#### Input records ####

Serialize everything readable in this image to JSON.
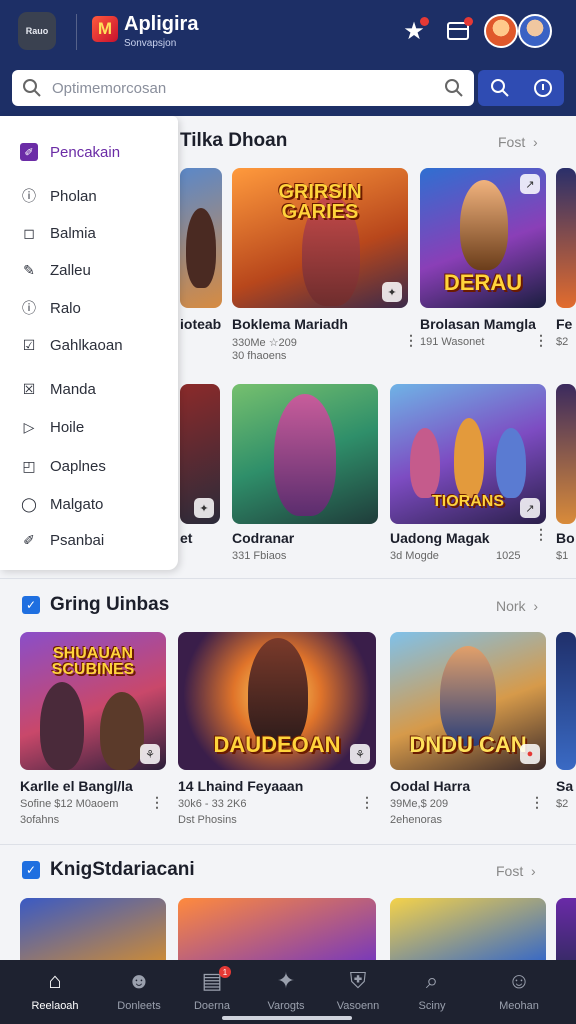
{
  "header": {
    "tile_label": "Rauo",
    "logo_glyph": "M",
    "app_name": "Apligira",
    "app_sub": "Sonvapsjon"
  },
  "search": {
    "placeholder": "Optimemorcosan"
  },
  "menu": {
    "items": [
      {
        "label": "Pencakain",
        "icon": "pencil-icon",
        "glyph": "✐"
      },
      {
        "label": "Pholan",
        "icon": "info-icon",
        "glyph": "ⓘ"
      },
      {
        "label": "Balmia",
        "icon": "square-icon",
        "glyph": "◻"
      },
      {
        "label": "Zalleu",
        "icon": "pen-icon",
        "glyph": "✎"
      },
      {
        "label": "Ralo",
        "icon": "info-icon",
        "glyph": "ⓘ"
      },
      {
        "label": "Gahlkaoan",
        "icon": "checkbox-icon",
        "glyph": "☑"
      },
      {
        "label": "Manda",
        "icon": "crossbox-icon",
        "glyph": "☒"
      },
      {
        "label": "Hoile",
        "icon": "play-icon",
        "glyph": "▷"
      },
      {
        "label": "Oaplnes",
        "icon": "frame-icon",
        "glyph": "◰"
      },
      {
        "label": "Malgato",
        "icon": "circle-icon",
        "glyph": "◯"
      },
      {
        "label": "Psanbai",
        "icon": "edit-icon",
        "glyph": "✐"
      }
    ]
  },
  "sections": [
    {
      "title": "Tilka Dhoan",
      "more": "Fost",
      "cards": [
        {
          "art": "",
          "title": "ioteab",
          "sub": "",
          "sub2": "",
          "badge": ""
        },
        {
          "art": "GRIRSIN GARIES",
          "title": "Boklema Mariadh",
          "sub": "330Me ☆209",
          "sub2": "30 fhaoens",
          "badge": "✦"
        },
        {
          "art": "DERAU",
          "title": "Brolasan Mamgla",
          "sub": "191 Wasonet",
          "sub2": "",
          "badge": "↗"
        },
        {
          "art": "",
          "title": "Fe",
          "sub": "$2",
          "sub2": "",
          "badge": ""
        }
      ]
    },
    {
      "title": "",
      "more": "",
      "cards": [
        {
          "art": "",
          "title": "et",
          "sub": "",
          "sub2": "",
          "badge": "✦"
        },
        {
          "art": "",
          "title": "Codranar",
          "sub": "331 Fbiaos",
          "sub2": "",
          "badge": ""
        },
        {
          "art": "TIORANS",
          "title": "Uadong Magak",
          "sub": "3d Mogde",
          "sub2": "1025",
          "badge": "↗"
        },
        {
          "art": "",
          "title": "Bo",
          "sub": "$1",
          "sub2": "",
          "badge": ""
        }
      ]
    },
    {
      "title": "Gring Uinbas",
      "more": "Nork",
      "cards": [
        {
          "art": "SHUAUAN SCUBINES",
          "title": "Karlle el Bangl/la",
          "sub": "Sofine $12 M0aoem",
          "sub2": "3ofahns",
          "badge": "⚘"
        },
        {
          "art": "DAUDEOAN",
          "title": "14 Lhaind Feyaaan",
          "sub": "30k6 - 33 2K6",
          "sub2": "Dst Phosins",
          "badge": "⚘"
        },
        {
          "art": "DNDU CAN",
          "title": "Oodal Harra",
          "sub": "39Me,$ 209",
          "sub2": "2ehenoras",
          "badge": "●"
        },
        {
          "art": "",
          "title": "Sa",
          "sub": "$2",
          "sub2": "",
          "badge": ""
        }
      ]
    },
    {
      "title": "KnigStdariacani",
      "more": "Fost",
      "cards": []
    }
  ],
  "tabs": [
    {
      "label": "Reelaoah",
      "icon": "home-icon",
      "glyph": "⌂",
      "active": true
    },
    {
      "label": "Donleets",
      "icon": "people-icon",
      "glyph": "☻",
      "active": false
    },
    {
      "label": "Doerna",
      "icon": "inbox-icon",
      "glyph": "▤",
      "active": false,
      "badge": "1"
    },
    {
      "label": "Varogts",
      "icon": "apps-icon",
      "glyph": "✦",
      "active": false
    },
    {
      "label": "Vasoenn",
      "icon": "shield-icon",
      "glyph": "⛨",
      "active": false
    },
    {
      "label": "Sciny",
      "icon": "search-icon",
      "glyph": "⌕",
      "active": false
    },
    {
      "label": "Meohan",
      "icon": "profile-icon",
      "glyph": "☺",
      "active": false
    }
  ]
}
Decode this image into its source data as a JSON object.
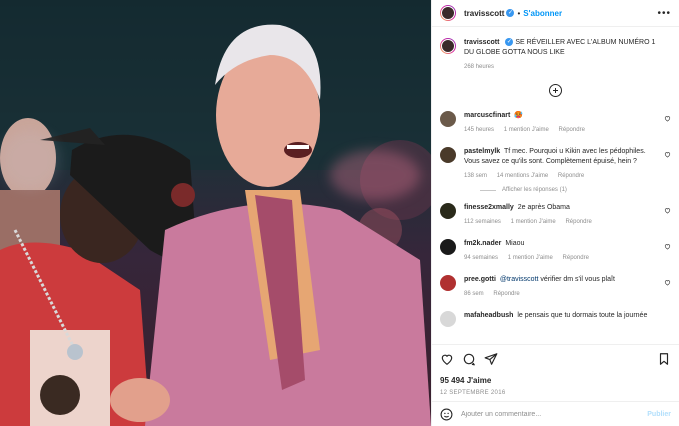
{
  "header": {
    "username": "travisscott",
    "separator": "•",
    "follow_label": "S'abonner",
    "more_icon": "more-horizontal-icon"
  },
  "caption": {
    "username": "travisscott",
    "text": "SE RÉVEILLER AVEC L'ALBUM NUMÉRO 1 DU GLOBE GOTTA NOUS LIKE",
    "time": "268 heures"
  },
  "comments": [
    {
      "username": "marcuscfinart",
      "text": "🥵",
      "time": "145 heures",
      "likes": "1 mention J'aime",
      "reply": "Répondre",
      "avatar_color": "#6b5a4a"
    },
    {
      "username": "pastelmylk",
      "text": "Tf mec. Pourquoi u Kikin avec les pédophiles. Vous savez ce qu'ils sont. Complètement épuisé, hein ?",
      "time": "138 sem",
      "likes": "14 mentions J'aime",
      "reply": "Répondre",
      "avatar_color": "#4a3a2a"
    },
    {
      "username": "finesse2xmally",
      "text": "2e après Obama",
      "time": "112 semaines",
      "likes": "1 mention J'aime",
      "reply": "Répondre",
      "avatar_color": "#2a2a1a"
    },
    {
      "username": "fm2k.nader",
      "text": "Miaou",
      "time": "94 semaines",
      "likes": "1 mention J'aime",
      "reply": "Répondre",
      "avatar_color": "#1a1a1a"
    },
    {
      "username": "pree.gotti",
      "mention": "@travisscott",
      "text": "vérifier dm s'il vous plaît",
      "time": "86 sem",
      "reply": "Répondre",
      "avatar_color": "#b03030"
    },
    {
      "username": "mafaheadbush",
      "text": "le pensais que tu dormais toute la journée",
      "avatar_color": "#d8d8d8"
    }
  ],
  "view_replies": "Afficher les réponses (1)",
  "likes": "95 494 J'aime",
  "date": "12 SEPTEMBRE 2016",
  "composer": {
    "placeholder": "Ajouter un commentaire...",
    "publish_label": "Publier"
  },
  "colors": {
    "accent": "#0095f6",
    "verified": "#3897f0",
    "muted": "#8e8e8e"
  }
}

####

_What is being asked_.
Read through the entries and copy each line in which "JSON" appears.

_Output of the task_.
Serialize everything readable in this image to JSON.
Decode this image into its source data as a JSON object.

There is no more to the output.